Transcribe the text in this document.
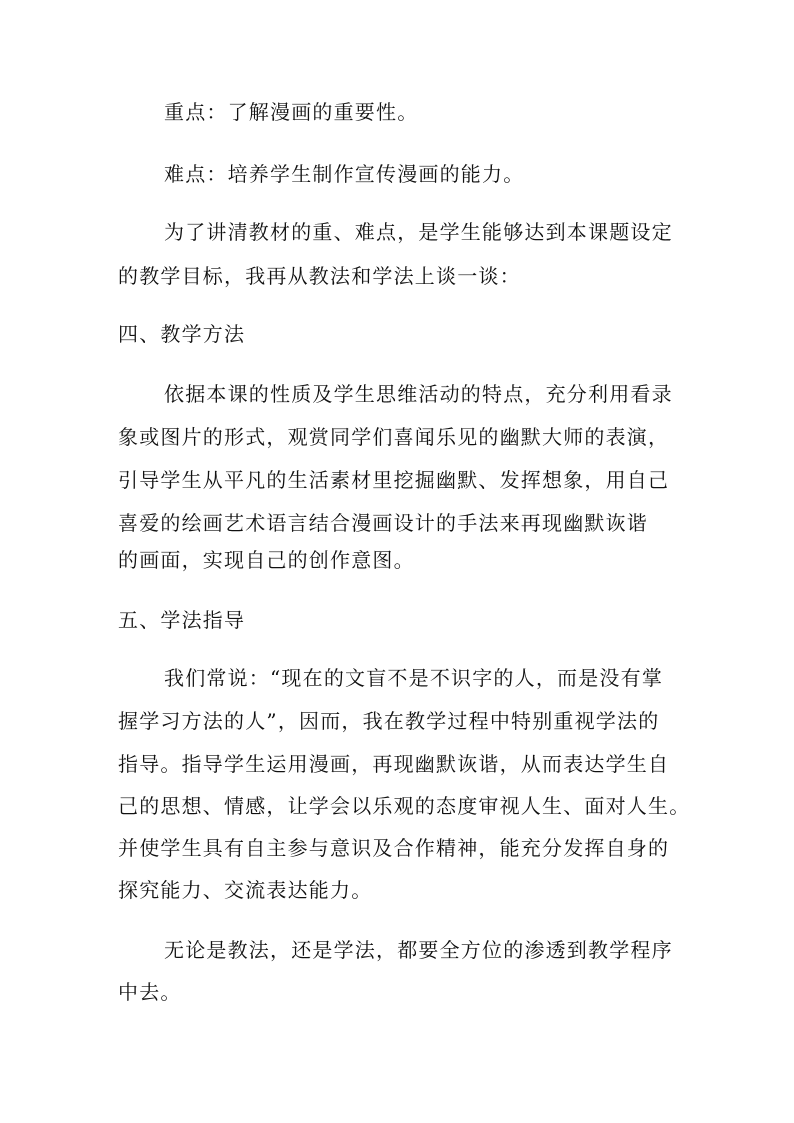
重点：了解漫画的重要性。
难点：培养学生制作宣传漫画的能力。
为了讲清教材的重、难点，是学生能够达到本课题设定
的教学目标，我再从教法和学法上谈一谈：
四、教学方法
依据本课的性质及学生思维活动的特点，充分利用看录
象或图片的形式，观赏同学们喜闻乐见的幽默大师的表演，
引导学生从平凡的生活素材里挖掘幽默、发挥想象，用自己
喜爱的绘画艺术语言结合漫画设计的手法来再现幽默诙谐
的画面，实现自己的创作意图。
五、学法指导
我们常说：“现在的文盲不是不识字的人，而是没有掌
握学习方法的人”，因而，我在教学过程中特别重视学法的
指导。指导学生运用漫画，再现幽默诙谐，从而表达学生自
己的思想、情感，让学会以乐观的态度审视人生、面对人生。
并使学生具有自主参与意识及合作精神，能充分发挥自身的
探究能力、交流表达能力。
无论是教法，还是学法，都要全方位的渗透到教学程序
中去。
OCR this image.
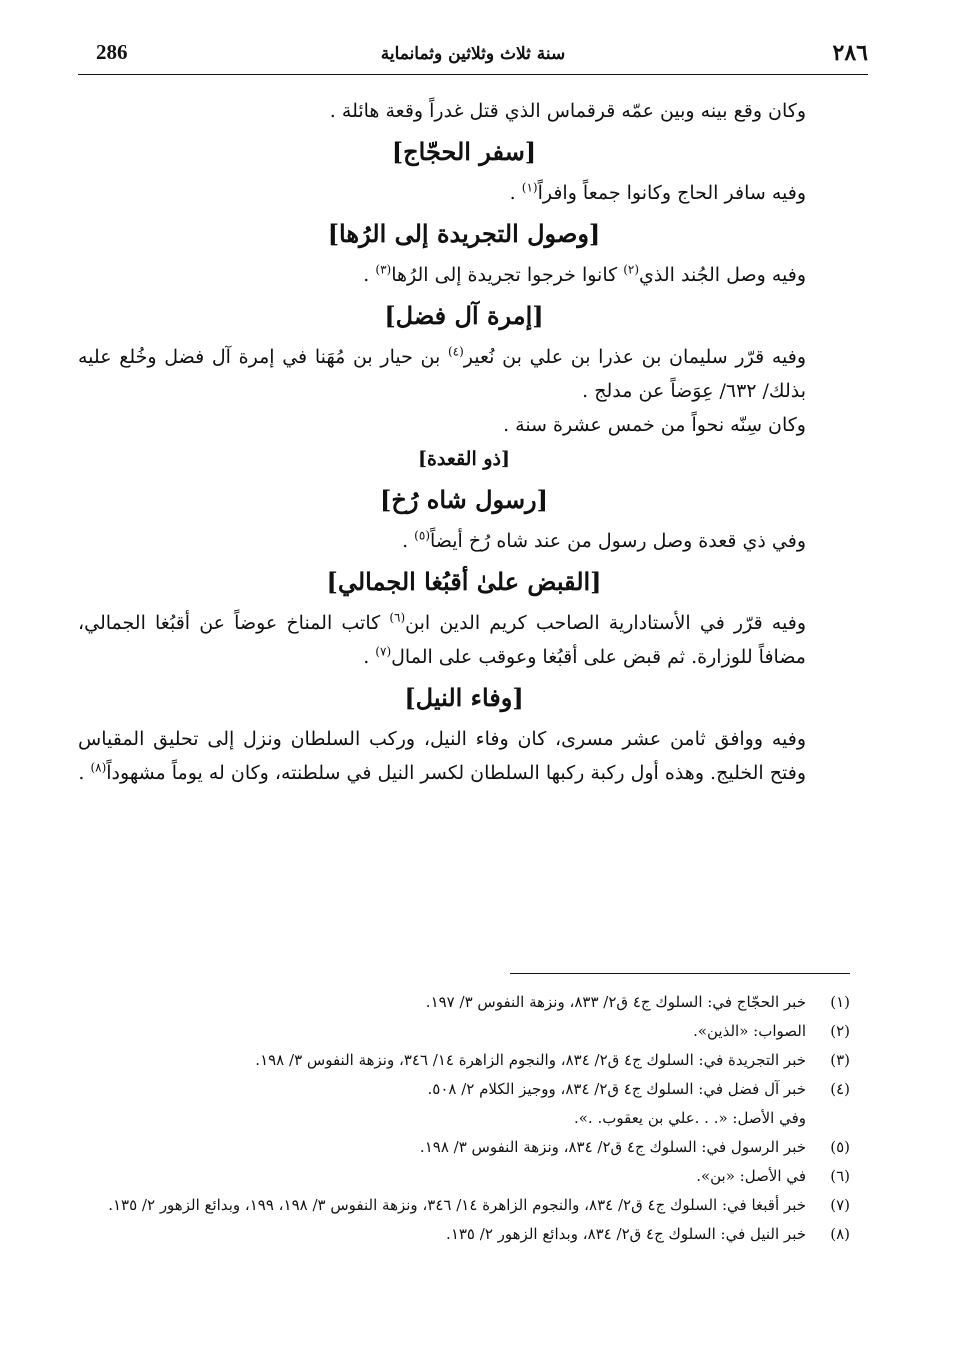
286	سنة ثلاث وثلاثين وثمانماية	٢٨٦

وكان وقع بينه وبين عمّه قرقماس الذي قتل غدراً وقعة هائلة .

[سفر الحجّاج]

وفيه سافر الحاج وكانوا جمعاً وافراً$^{(١)}$ .

[وصول التجريدة إلى الرُها]

وفيه وصل الجُند الذي$^{(٢)}$ كانوا خرجوا تجريدة إلى الرُها$^{(٣)}$ .

[إمرة آل فضل]

وفيه قرّر سليمان بن عذرا بن علي بن نُعير$^{(٤)}$ بن حيار بن مُهَنا في إمرة آل فضل وخُلع عليه بذلك/ ٦٣٢/ عِوَضاً عن مدلج .

وكان سِنّه نحواً من خمس عشرة سنة .

[ذو القعدة]

[رسول شاه رُخ]

وفي ذي قعدة وصل رسول من عند شاه رُخ أيضاً$^{(٥)}$ .

[القبض علىٰ أقبُغا الجمالي]

وفيه قرّر في الأستادارية الصاحب كريم الدين ابن$^{(٦)}$ كاتب المناخ عوضاً عن أقبُغا الجمالي، مضافاً للوزارة. ثم قبض على أقبُغا وعوقب على المال$^{(٧)}$ .

[وفاء النيل]

وفيه ووافق ثامن عشر مسرى، كان وفاء النيل، وركب السلطان ونزل إلى تحليق المقياس وفتح الخليج. وهذه أول ركبة ركبها السلطان لكسر النيل في سلطنته، وكان له يوماً مشهوداً$^{(٨)}$ .

(١)
خبر الحجّاج في: السلوك ج٤ ق٢/ ٨٣٣، ونزهة النفوس ٣/ ١٩٧.
(٢)
الصواب: «الذين».
(٣)
خبر التجريدة في: السلوك ج٤ ق٢/ ٨٣٤، والنجوم الزاهرة ١٤/ ٣٤٦، ونزهة النفوس ٣/ ١٩٨.
(٤)
خبر آل فضل في: السلوك ج٤ ق٢/ ٨٣٤، ووجيز الكلام ٢/ ٥٠٨.
وفي الأصل: «. . .علي بن يعقوب. .».
(٥)
خبر الرسول في: السلوك ج٤ ق٢/ ٨٣٤، ونزهة النفوس ٣/ ١٩٨.
(٦)
في الأصل: «بن».
(٧)
خبر أقبغا في: السلوك ج٤ ق٢/ ٨٣٤، والنجوم الزاهرة ١٤/ ٣٤٦، ونزهة النفوس ٣/ ١٩٨، ١٩٩، وبدائع الزهور ٢/ ١٣٥.
(٨)
خبر النيل في: السلوك ج٤ ق٢/ ٨٣٤، وبدائع الزهور ٢/ ١٣٥.
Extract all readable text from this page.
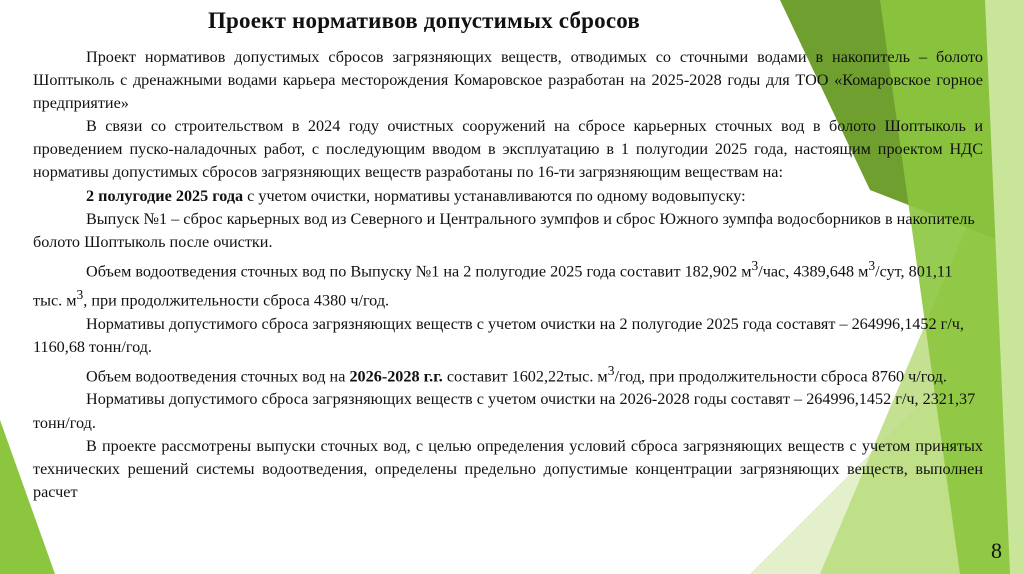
Проект нормативов допустимых сбросов

Проект нормативов допустимых сбросов загрязняющих веществ, отводимых со сточными водами в накопитель – болото Шоптыколь с дренажными водами карьера месторождения Комаровское разработан на 2025-2028 годы для ТОО «Комаровское горное предприятие»

В связи со строительством в 2024 году очистных сооружений на сбросе карьерных сточных вод в болото Шоптыколь и проведением пуско-наладочных работ, с последующим вводом в эксплуатацию в 1 полугодии 2025 года, настоящим проектом НДС нормативы допустимых сбросов загрязняющих веществ разработаны по 16-ти загрязняющим веществам на:

2 полугодие 2025 года с учетом очистки, нормативы устанавливаются по одному водовыпуску:

Выпуск №1 – сброс карьерных вод из Северного и Центрального зумпфов и сброс Южного зумпфа водосборников в накопитель болото Шоптыколь после очистки.

Объем водоотведения сточных вод по Выпуску №1 на 2 полугодие 2025 года составит 182,902 $м^3$/час, 4389,648 $м^3$/сут, 801,11 тыс. $м^3$, при продолжительности сброса 4380 ч/год.

Нормативы допустимого сброса загрязняющих веществ с учетом очистки на 2 полугодие 2025 года составят – 264996,1452 г/ч, 1160,68 тонн/год.

Объем водоотведения сточных вод на 2026-2028 г.г. составит 1602,22тыс. $м^3$/год, при продолжительности сброса 8760 ч/год.

Нормативы допустимого сброса загрязняющих веществ с учетом очистки на 2026-2028 годы составят – 264996,1452 г/ч, 2321,37 тонн/год.

В проекте рассмотрены выпуски сточных вод, с целью определения условий сброса загрязняющих веществ с учетом принятых технических решений системы водоотведения, определены предельно допустимые концентрации загрязняющих веществ, выполнен расчет

8
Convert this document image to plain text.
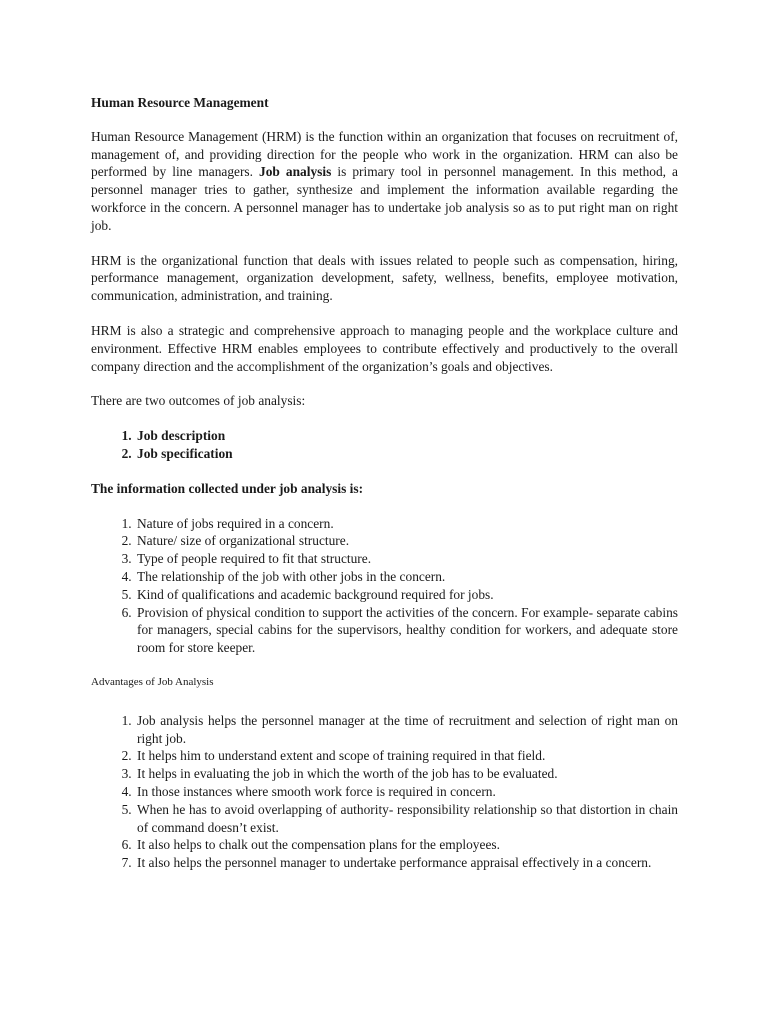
Human Resource Management

Human Resource Management (HRM) is the function within an organization that focuses on recruitment of, management of, and providing direction for the people who work in the organization. HRM can also be performed by line managers. Job analysis is primary tool in personnel management. In this method, a personnel manager tries to gather, synthesize and implement the information available regarding the workforce in the concern. A personnel manager has to undertake job analysis so as to put right man on right job.

HRM is the organizational function that deals with issues related to people such as compensation, hiring, performance management, organization development, safety, wellness, benefits, employee motivation, communication, administration, and training.

HRM is also a strategic and comprehensive approach to managing people and the workplace culture and environment. Effective HRM enables employees to contribute effectively and productively to the overall company direction and the accomplishment of the organization’s goals and objectives.

There are two outcomes of job analysis:

1. Job description
2. Job specification

The information collected under job analysis is:

1. Nature of jobs required in a concern.
2. Nature/ size of organizational structure.
3. Type of people required to fit that structure.
4. The relationship of the job with other jobs in the concern.
5. Kind of qualifications and academic background required for jobs.
6. Provision of physical condition to support the activities of the concern. For example- separate cabins for managers, special cabins for the supervisors, healthy condition for workers, and adequate store room for store keeper.

Advantages of Job Analysis

1. Job analysis helps the personnel manager at the time of recruitment and selection of right man on right job.
2. It helps him to understand extent and scope of training required in that field.
3. It helps in evaluating the job in which the worth of the job has to be evaluated.
4. In those instances where smooth work force is required in concern.
5. When he has to avoid overlapping of authority- responsibility relationship so that distortion in chain of command doesn’t exist.
6. It also helps to chalk out the compensation plans for the employees.
7. It also helps the personnel manager to undertake performance appraisal effectively in a concern.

● GOAL OF THE EXERCISE
Which lines contain "годы"? Copy each of them out.

● CORRECT ANSWER
Проект нормативов допустимых сбросов загрязняющих веществ, отводимых со сточными водами в накопитель – болото Шоптыколь с дренажными водами карьера месторождения Комаровское разработан на 2025-2028 годы для ТОО «Комаровское горное предприятие»
Нормативы допустимого сброса загрязняющих веществ с учетом очистки на 2026-2028 годы составят – 264996,1452 г/ч, 2321,37 тонн/год.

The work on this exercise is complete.